(Structured figure records)
- - - - - - -

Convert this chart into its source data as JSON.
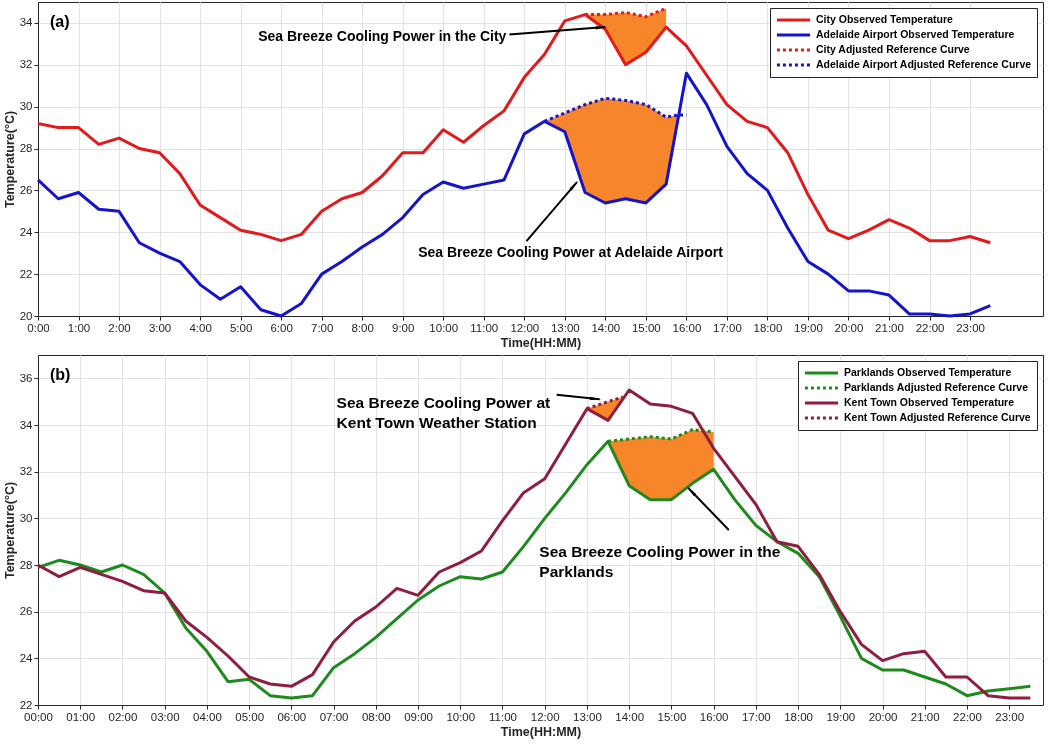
{
  "chart_data": [
    {
      "type": "line",
      "title": "(a)",
      "xlabel": "Time(HH:MM)",
      "ylabel": "Temperature(°C)",
      "x": [
        0,
        0.5,
        1,
        1.5,
        2,
        2.5,
        3,
        3.5,
        4,
        4.5,
        5,
        5.5,
        6,
        6.5,
        7,
        7.5,
        8,
        8.5,
        9,
        9.5,
        10,
        10.5,
        11,
        11.5,
        12,
        12.5,
        13,
        13.5,
        14,
        14.5,
        15,
        15.5,
        16,
        16.5,
        17,
        17.5,
        18,
        18.5,
        19,
        19.5,
        20,
        20.5,
        21,
        21.5,
        22,
        22.5,
        23,
        23.5
      ],
      "xlim": [
        0,
        24.8
      ],
      "xticks": [
        {
          "value": 0,
          "label": "0:00"
        },
        {
          "value": 1,
          "label": "1:00"
        },
        {
          "value": 2,
          "label": "2:00"
        },
        {
          "value": 3,
          "label": "3:00"
        },
        {
          "value": 4,
          "label": "4:00"
        },
        {
          "value": 5,
          "label": "5:00"
        },
        {
          "value": 6,
          "label": "6:00"
        },
        {
          "value": 7,
          "label": "7:00"
        },
        {
          "value": 8,
          "label": "8:00"
        },
        {
          "value": 9,
          "label": "9:00"
        },
        {
          "value": 10,
          "label": "10:00"
        },
        {
          "value": 11,
          "label": "11:00"
        },
        {
          "value": 12,
          "label": "12:00"
        },
        {
          "value": 13,
          "label": "13:00"
        },
        {
          "value": 14,
          "label": "14:00"
        },
        {
          "value": 15,
          "label": "15:00"
        },
        {
          "value": 16,
          "label": "16:00"
        },
        {
          "value": 17,
          "label": "17:00"
        },
        {
          "value": 18,
          "label": "18:00"
        },
        {
          "value": 19,
          "label": "19:00"
        },
        {
          "value": 20,
          "label": "20:00"
        },
        {
          "value": 21,
          "label": "21:00"
        },
        {
          "value": 22,
          "label": "22:00"
        },
        {
          "value": 23,
          "label": "23:00"
        }
      ],
      "ylim": [
        20,
        35
      ],
      "yticks": [
        20,
        22,
        24,
        26,
        28,
        30,
        32,
        34
      ],
      "grid": true,
      "legend": "top right",
      "series": [
        {
          "name": "City Observed Temperature",
          "color": "#e31a1c",
          "line_style": "solid",
          "values": [
            29.2,
            29.0,
            29.0,
            28.2,
            28.5,
            28.0,
            27.8,
            26.8,
            25.3,
            24.7,
            24.1,
            23.9,
            23.6,
            23.9,
            25.0,
            25.6,
            25.9,
            26.7,
            27.8,
            27.8,
            28.9,
            28.3,
            29.1,
            29.8,
            31.4,
            32.5,
            34.1,
            34.4,
            33.7,
            32.0,
            32.6,
            33.8,
            32.9,
            31.5,
            30.1,
            29.3,
            29.0,
            27.8,
            25.8,
            24.1,
            23.7,
            24.1,
            24.6,
            24.2,
            23.6,
            23.6,
            23.8,
            23.5
          ]
        },
        {
          "name": "Adelaide Airport Observed Temperature",
          "color": "#1414cc",
          "line_style": "solid",
          "values": [
            26.5,
            25.6,
            25.9,
            25.1,
            25.0,
            23.5,
            23.0,
            22.6,
            21.5,
            20.8,
            21.4,
            20.3,
            20.0,
            20.6,
            22.0,
            22.6,
            23.3,
            23.9,
            24.7,
            25.8,
            26.4,
            26.1,
            26.3,
            26.5,
            28.7,
            29.3,
            28.8,
            25.9,
            25.4,
            25.6,
            25.4,
            26.3,
            31.6,
            30.1,
            28.1,
            26.8,
            26.0,
            24.2,
            22.6,
            22.0,
            21.2,
            21.2,
            21.0,
            20.1,
            20.1,
            20.0,
            20.1,
            20.5
          ]
        },
        {
          "name": "City Adjusted Reference Curve",
          "color": "#e31a1c",
          "line_style": "dotted",
          "x": [
            13.5,
            14,
            14.5,
            15,
            15.5
          ],
          "values": [
            34.4,
            34.4,
            34.5,
            34.3,
            34.7
          ],
          "lower": [
            34.4,
            33.7,
            32.0,
            32.6,
            33.8
          ],
          "upper": [
            34.4,
            34.4,
            34.5,
            34.3,
            34.7
          ]
        },
        {
          "name": "Adelaide Airport Adjusted Reference Curve",
          "color": "#1414cc",
          "line_style": "dotted",
          "x": [
            12.5,
            13,
            13.5,
            14,
            14.5,
            15,
            15.5,
            15.8,
            16
          ],
          "values": [
            29.3,
            29.7,
            30.1,
            30.4,
            30.3,
            30.1,
            29.5,
            29.6,
            29.6
          ],
          "lower": [
            29.3,
            28.8,
            25.9,
            25.4,
            25.6,
            25.4,
            26.3,
            29.6,
            29.6
          ],
          "upper": [
            29.3,
            29.7,
            30.1,
            30.4,
            30.3,
            30.1,
            29.5,
            29.6,
            29.6
          ]
        }
      ],
      "annotations": [
        {
          "text": "Sea Breeze Cooling Power in the City",
          "x": 14.0,
          "y": 33.8
        },
        {
          "text": "Sea Breeze Cooling Power at  Adelaide Airport",
          "x": 13.3,
          "y": 26.4
        }
      ]
    },
    {
      "type": "line",
      "title": "(b)",
      "xlabel": "Time(HH:MM)",
      "ylabel": "Temperature(°C)",
      "x": [
        0,
        0.5,
        1,
        1.5,
        2,
        2.5,
        3,
        3.5,
        4,
        4.5,
        5,
        5.5,
        6,
        6.5,
        7,
        7.5,
        8,
        8.5,
        9,
        9.5,
        10,
        10.5,
        11,
        11.5,
        12,
        12.5,
        13,
        13.5,
        14,
        14.5,
        15,
        15.5,
        16,
        16.5,
        17,
        17.5,
        18,
        18.5,
        19,
        19.5,
        20,
        20.5,
        21,
        21.5,
        22,
        22.5,
        23,
        23.5
      ],
      "xlim": [
        0,
        23.8
      ],
      "xticks": [
        {
          "value": 0,
          "label": "00:00"
        },
        {
          "value": 1,
          "label": "01:00"
        },
        {
          "value": 2,
          "label": "02:00"
        },
        {
          "value": 3,
          "label": "03:00"
        },
        {
          "value": 4,
          "label": "04:00"
        },
        {
          "value": 5,
          "label": "05:00"
        },
        {
          "value": 6,
          "label": "06:00"
        },
        {
          "value": 7,
          "label": "07:00"
        },
        {
          "value": 8,
          "label": "08:00"
        },
        {
          "value": 9,
          "label": "09:00"
        },
        {
          "value": 10,
          "label": "10:00"
        },
        {
          "value": 11,
          "label": "11:00"
        },
        {
          "value": 12,
          "label": "12:00"
        },
        {
          "value": 13,
          "label": "13:00"
        },
        {
          "value": 14,
          "label": "14:00"
        },
        {
          "value": 15,
          "label": "15:00"
        },
        {
          "value": 16,
          "label": "16:00"
        },
        {
          "value": 17,
          "label": "17:00"
        },
        {
          "value": 18,
          "label": "18:00"
        },
        {
          "value": 19,
          "label": "19:00"
        },
        {
          "value": 20,
          "label": "20:00"
        },
        {
          "value": 21,
          "label": "21:00"
        },
        {
          "value": 22,
          "label": "22:00"
        },
        {
          "value": 23,
          "label": "23:00"
        }
      ],
      "ylim": [
        22,
        37
      ],
      "yticks": [
        22,
        24,
        26,
        28,
        30,
        32,
        34,
        36
      ],
      "grid": true,
      "legend": "top right",
      "series": [
        {
          "name": "Parklands Observed Temperature",
          "color": "#1e8a1e",
          "line_style": "solid",
          "values": [
            27.9,
            28.2,
            28.0,
            27.7,
            28.0,
            27.6,
            26.8,
            25.3,
            24.3,
            23.0,
            23.1,
            22.4,
            22.3,
            22.4,
            23.6,
            24.2,
            24.9,
            25.7,
            26.5,
            27.1,
            27.5,
            27.4,
            27.7,
            28.8,
            30.0,
            31.1,
            32.3,
            33.3,
            31.4,
            30.8,
            30.8,
            31.5,
            32.1,
            30.8,
            29.7,
            29.0,
            28.5,
            27.5,
            25.8,
            24.0,
            23.5,
            23.5,
            23.2,
            22.9,
            22.4,
            22.6,
            22.7,
            22.8
          ]
        },
        {
          "name": "Parklands Adjusted Reference Curve",
          "color": "#1e8a1e",
          "line_style": "dotted",
          "x": [
            13.5,
            14,
            14.5,
            15,
            15.5,
            16
          ],
          "values": [
            33.3,
            33.4,
            33.5,
            33.4,
            33.8,
            33.7
          ],
          "lower": [
            33.3,
            31.4,
            30.8,
            30.8,
            31.5,
            32.1
          ],
          "upper": [
            33.3,
            33.4,
            33.5,
            33.4,
            33.8,
            33.7
          ]
        },
        {
          "name": "Kent Town Observed Temperature",
          "color": "#8f1d3f",
          "line_style": "solid",
          "values": [
            28.0,
            27.5,
            27.9,
            27.6,
            27.3,
            26.9,
            26.8,
            25.6,
            24.9,
            24.1,
            23.2,
            22.9,
            22.8,
            23.3,
            24.7,
            25.6,
            26.2,
            27.0,
            26.7,
            27.7,
            28.1,
            28.6,
            29.9,
            31.1,
            31.7,
            33.2,
            34.7,
            34.2,
            35.5,
            34.9,
            34.8,
            34.5,
            33.0,
            31.8,
            30.6,
            29.0,
            28.8,
            27.6,
            26.0,
            24.6,
            23.9,
            24.2,
            24.3,
            23.2,
            23.2,
            22.4,
            22.3,
            22.3
          ]
        },
        {
          "name": "Kent Town Adjusted Reference Curve",
          "color": "#8f1d3f",
          "line_style": "dotted",
          "x": [
            13,
            13.5,
            13.85
          ],
          "values": [
            34.7,
            35.0,
            35.2
          ],
          "lower": [
            34.7,
            34.2,
            35.2
          ],
          "upper": [
            34.7,
            35.0,
            35.2
          ]
        }
      ],
      "annotations": [
        {
          "text": "Sea Breeze Cooling Power at\nKent Town Weather Station",
          "x": 13.3,
          "y": 35.1
        },
        {
          "text": "Sea Breeze Cooling Power in the\nParklands",
          "x": 15.4,
          "y": 31.3
        }
      ]
    }
  ]
}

- - - - - - -

▶ _Stated task_: Track down every line holding the string "name" and copy it.

▶ _Written response_:
          "name": "City Observed Temperature",
          "name": "Adelaide Airport Observed Temperature",
          "name": "City Adjusted Reference Curve",
          "name": "Adelaide Airport Adjusted Reference Curve",
          "name": "Parklands Observed Temperature",
          "name": "Parklands Adjusted Reference Curve",
          "name": "Kent Town Observed Temperature",
          "name": "Kent Town Adjusted Reference Curve",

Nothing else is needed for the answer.